▶ _DATA RECORDS_:
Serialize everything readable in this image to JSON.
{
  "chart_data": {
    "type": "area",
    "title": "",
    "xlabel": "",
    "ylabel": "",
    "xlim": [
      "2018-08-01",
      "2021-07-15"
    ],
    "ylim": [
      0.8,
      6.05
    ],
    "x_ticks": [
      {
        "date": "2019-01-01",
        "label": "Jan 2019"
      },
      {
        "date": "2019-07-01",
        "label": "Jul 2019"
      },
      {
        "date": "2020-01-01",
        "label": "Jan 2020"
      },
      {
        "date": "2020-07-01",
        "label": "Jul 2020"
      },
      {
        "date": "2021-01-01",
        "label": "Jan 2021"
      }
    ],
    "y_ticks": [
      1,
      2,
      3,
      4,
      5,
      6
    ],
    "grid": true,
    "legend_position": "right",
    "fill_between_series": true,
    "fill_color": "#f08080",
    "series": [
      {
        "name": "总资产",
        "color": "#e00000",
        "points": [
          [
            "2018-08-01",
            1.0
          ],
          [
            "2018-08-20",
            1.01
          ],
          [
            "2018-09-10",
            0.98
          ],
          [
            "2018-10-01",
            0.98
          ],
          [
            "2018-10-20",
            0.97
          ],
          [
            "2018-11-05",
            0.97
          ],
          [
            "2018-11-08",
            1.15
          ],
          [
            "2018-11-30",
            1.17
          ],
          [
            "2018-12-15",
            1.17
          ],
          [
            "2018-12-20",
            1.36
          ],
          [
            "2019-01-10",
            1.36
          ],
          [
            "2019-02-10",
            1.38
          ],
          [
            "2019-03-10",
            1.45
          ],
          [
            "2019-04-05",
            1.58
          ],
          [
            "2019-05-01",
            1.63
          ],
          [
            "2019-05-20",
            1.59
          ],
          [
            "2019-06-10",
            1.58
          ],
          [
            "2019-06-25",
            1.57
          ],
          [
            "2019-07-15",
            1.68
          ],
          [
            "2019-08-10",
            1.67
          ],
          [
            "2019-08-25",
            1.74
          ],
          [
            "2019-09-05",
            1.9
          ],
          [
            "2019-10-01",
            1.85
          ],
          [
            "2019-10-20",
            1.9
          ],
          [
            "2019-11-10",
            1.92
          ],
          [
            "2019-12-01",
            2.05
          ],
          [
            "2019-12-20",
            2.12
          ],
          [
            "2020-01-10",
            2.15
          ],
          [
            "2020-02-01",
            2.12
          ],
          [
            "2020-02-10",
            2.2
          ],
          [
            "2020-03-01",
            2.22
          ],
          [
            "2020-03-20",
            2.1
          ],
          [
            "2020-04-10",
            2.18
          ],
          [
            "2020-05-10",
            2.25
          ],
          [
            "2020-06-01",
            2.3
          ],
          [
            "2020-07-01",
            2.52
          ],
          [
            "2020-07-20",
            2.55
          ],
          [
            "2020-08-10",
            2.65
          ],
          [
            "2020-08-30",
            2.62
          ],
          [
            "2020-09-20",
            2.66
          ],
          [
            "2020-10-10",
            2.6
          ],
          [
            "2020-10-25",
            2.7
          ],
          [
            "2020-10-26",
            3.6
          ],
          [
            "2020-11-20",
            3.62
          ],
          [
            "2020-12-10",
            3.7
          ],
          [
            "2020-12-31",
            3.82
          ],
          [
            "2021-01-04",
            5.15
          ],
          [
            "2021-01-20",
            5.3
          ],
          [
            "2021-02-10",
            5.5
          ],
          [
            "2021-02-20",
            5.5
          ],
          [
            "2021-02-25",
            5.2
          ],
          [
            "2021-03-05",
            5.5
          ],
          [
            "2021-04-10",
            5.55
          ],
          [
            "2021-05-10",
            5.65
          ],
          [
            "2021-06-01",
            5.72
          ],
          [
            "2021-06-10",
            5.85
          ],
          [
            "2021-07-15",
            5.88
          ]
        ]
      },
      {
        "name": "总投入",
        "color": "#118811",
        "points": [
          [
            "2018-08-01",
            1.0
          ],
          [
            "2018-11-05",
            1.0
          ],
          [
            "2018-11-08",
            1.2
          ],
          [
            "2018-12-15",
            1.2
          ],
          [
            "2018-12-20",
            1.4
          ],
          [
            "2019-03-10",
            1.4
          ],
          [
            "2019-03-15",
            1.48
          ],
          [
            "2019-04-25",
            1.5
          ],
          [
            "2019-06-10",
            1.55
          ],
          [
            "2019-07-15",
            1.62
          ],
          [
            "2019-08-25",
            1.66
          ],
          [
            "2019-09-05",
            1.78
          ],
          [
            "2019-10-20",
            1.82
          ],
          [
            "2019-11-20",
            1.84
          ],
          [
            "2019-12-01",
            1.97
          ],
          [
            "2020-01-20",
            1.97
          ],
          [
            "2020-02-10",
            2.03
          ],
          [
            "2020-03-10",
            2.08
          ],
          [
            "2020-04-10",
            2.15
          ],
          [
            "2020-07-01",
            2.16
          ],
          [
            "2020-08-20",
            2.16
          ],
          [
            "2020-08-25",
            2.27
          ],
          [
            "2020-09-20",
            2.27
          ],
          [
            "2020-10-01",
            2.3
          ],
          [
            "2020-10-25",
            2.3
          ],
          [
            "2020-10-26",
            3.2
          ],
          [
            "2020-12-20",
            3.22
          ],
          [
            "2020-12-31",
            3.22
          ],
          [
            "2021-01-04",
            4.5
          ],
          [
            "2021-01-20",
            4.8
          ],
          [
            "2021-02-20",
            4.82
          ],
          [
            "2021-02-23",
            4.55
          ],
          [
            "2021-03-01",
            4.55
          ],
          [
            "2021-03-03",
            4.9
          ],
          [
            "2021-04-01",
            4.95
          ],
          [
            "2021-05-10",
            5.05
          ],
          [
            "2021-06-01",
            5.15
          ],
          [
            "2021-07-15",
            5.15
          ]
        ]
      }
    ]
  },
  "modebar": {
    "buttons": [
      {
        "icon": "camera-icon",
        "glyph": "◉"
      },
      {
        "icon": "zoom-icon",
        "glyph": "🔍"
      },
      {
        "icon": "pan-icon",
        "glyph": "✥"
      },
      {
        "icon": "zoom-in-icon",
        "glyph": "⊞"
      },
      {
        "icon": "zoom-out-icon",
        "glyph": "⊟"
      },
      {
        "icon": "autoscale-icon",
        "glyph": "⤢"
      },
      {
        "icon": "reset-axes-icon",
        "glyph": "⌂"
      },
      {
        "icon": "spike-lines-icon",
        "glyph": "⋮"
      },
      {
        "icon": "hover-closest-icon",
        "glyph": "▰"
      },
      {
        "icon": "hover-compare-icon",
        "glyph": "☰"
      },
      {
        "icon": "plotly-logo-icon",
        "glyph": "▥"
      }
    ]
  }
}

▶ _YOUR GOAL_: Filter the records above for "glyph" and copy every matching line.

▶ _EXPECTED OUTPUT_:
        "glyph": "◉"
        "glyph": "🔍"
        "glyph": "✥"
        "glyph": "⊞"
        "glyph": "⊟"
        "glyph": "⤢"
        "glyph": "⌂"
        "glyph": "⋮"
        "glyph": "▰"
        "glyph": "☰"
        "glyph": "▥"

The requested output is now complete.